_AIM_
From the entries below, copy out every line with "type" in it.

Begin

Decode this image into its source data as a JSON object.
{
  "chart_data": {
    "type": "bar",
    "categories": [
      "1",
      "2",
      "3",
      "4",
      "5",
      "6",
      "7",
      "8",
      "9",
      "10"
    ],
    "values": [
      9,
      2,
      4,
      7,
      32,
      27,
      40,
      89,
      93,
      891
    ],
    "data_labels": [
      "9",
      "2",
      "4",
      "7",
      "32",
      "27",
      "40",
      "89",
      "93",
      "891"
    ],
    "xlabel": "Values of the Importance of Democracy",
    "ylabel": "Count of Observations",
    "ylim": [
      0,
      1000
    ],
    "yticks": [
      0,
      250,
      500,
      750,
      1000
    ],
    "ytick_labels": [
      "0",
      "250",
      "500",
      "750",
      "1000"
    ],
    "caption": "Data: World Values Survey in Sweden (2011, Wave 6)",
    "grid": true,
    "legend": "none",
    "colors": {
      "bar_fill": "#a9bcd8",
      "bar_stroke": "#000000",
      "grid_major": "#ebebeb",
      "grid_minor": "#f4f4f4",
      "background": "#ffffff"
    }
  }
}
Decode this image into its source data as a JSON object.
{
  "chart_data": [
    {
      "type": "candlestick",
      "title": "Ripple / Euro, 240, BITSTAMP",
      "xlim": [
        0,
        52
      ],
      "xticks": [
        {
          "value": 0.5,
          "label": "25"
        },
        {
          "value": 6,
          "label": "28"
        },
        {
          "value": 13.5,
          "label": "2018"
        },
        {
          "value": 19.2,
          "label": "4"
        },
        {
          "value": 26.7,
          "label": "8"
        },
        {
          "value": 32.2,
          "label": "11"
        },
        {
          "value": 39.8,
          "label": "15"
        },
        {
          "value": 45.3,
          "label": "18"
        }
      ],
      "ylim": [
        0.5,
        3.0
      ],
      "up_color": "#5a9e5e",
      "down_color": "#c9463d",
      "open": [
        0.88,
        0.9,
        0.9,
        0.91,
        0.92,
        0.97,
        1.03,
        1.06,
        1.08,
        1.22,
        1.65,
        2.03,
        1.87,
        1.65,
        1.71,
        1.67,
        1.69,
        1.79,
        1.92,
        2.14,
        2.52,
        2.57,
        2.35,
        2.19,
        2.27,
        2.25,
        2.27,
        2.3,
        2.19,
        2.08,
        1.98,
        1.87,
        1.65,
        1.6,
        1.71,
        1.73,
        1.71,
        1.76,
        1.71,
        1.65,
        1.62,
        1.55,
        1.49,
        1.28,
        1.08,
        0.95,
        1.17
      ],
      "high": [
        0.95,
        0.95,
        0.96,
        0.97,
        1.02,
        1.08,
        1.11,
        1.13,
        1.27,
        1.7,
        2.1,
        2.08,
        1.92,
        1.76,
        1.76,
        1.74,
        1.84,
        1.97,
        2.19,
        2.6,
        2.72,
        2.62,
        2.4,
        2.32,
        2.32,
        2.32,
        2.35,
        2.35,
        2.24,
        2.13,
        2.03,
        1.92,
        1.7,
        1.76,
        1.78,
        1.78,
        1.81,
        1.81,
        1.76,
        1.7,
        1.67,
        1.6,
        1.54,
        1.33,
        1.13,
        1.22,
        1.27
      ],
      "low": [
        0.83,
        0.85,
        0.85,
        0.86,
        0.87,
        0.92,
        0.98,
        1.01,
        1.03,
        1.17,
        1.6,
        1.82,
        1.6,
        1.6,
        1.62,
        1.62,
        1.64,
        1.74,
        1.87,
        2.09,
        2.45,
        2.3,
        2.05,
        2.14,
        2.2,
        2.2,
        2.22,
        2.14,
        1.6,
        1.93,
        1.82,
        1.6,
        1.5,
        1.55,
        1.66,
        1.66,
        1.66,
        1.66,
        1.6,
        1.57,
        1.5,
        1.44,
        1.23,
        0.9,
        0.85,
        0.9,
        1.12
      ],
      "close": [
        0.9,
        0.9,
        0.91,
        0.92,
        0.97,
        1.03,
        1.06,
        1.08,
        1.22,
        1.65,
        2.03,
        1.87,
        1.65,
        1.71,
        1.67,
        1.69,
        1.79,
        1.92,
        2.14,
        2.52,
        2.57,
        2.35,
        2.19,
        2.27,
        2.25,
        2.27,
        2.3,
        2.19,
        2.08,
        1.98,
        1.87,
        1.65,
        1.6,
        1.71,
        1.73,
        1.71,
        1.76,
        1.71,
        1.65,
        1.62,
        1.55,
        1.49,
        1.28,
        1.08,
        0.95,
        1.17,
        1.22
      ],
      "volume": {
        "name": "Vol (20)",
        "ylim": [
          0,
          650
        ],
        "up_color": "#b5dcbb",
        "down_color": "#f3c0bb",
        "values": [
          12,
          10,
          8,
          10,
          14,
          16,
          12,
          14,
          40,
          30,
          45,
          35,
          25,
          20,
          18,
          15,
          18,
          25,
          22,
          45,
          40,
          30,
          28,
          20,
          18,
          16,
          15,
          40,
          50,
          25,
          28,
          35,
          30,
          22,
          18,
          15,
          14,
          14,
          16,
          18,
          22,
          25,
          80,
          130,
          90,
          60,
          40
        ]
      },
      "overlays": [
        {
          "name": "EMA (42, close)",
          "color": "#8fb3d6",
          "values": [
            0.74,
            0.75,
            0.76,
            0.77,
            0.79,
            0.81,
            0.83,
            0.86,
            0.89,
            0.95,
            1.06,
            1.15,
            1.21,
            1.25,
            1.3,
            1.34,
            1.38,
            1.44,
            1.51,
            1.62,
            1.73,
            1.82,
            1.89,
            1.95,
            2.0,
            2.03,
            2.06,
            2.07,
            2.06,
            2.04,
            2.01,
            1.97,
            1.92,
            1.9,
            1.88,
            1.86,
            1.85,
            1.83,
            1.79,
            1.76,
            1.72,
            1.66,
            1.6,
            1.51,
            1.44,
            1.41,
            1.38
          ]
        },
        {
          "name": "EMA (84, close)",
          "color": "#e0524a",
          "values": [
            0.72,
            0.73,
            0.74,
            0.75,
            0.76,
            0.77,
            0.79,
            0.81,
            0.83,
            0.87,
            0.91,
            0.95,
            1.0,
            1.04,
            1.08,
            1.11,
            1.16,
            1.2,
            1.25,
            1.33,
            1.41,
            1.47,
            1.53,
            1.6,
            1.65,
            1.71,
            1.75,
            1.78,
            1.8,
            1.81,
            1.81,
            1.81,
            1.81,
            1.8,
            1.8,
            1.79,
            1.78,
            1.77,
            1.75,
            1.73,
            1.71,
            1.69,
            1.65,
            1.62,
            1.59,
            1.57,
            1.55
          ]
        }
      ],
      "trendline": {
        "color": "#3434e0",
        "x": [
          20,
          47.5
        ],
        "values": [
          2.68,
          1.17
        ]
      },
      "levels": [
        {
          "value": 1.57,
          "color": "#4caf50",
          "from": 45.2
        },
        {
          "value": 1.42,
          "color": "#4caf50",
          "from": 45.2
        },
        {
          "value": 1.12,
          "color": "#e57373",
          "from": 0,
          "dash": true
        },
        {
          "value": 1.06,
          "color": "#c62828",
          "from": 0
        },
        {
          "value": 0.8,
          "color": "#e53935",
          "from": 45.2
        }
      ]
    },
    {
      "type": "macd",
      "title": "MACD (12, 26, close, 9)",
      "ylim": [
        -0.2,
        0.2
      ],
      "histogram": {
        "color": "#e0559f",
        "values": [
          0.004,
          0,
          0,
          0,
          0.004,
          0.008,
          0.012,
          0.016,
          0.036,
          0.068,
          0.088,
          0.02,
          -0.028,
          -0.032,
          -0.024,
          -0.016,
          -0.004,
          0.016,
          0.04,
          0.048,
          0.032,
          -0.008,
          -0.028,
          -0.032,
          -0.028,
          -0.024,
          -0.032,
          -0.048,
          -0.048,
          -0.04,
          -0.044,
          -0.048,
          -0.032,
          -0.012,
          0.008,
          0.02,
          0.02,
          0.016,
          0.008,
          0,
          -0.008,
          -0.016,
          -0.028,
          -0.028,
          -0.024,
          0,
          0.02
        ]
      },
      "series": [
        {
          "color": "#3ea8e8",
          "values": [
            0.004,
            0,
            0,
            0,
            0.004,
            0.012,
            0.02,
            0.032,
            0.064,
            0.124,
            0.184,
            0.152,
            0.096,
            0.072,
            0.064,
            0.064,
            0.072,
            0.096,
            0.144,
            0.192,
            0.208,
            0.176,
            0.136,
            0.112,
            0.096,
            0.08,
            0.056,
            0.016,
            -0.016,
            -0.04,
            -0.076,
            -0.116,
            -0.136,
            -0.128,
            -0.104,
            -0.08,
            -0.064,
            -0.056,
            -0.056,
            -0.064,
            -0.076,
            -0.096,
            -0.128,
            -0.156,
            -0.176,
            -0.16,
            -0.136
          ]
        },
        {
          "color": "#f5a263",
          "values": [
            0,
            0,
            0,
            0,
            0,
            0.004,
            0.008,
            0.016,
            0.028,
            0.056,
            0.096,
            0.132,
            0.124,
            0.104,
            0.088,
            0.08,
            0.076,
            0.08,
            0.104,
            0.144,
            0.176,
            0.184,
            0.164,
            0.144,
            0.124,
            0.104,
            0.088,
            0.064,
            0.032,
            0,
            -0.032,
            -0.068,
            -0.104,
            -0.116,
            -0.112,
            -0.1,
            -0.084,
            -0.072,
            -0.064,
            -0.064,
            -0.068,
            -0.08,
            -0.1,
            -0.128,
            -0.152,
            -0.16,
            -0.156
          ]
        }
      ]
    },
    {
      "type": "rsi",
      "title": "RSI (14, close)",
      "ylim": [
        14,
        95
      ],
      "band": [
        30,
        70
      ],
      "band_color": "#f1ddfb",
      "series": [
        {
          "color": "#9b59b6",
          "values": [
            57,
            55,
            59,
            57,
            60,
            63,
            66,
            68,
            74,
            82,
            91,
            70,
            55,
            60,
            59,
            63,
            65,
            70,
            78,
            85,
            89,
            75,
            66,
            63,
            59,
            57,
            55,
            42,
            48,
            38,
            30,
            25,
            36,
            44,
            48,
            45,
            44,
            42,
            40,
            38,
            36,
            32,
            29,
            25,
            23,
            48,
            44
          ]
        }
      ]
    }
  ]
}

End

_SOLUTION_
    "type": "bar",
      "type": "candlestick",
      "type": "macd",
      "type": "rsi",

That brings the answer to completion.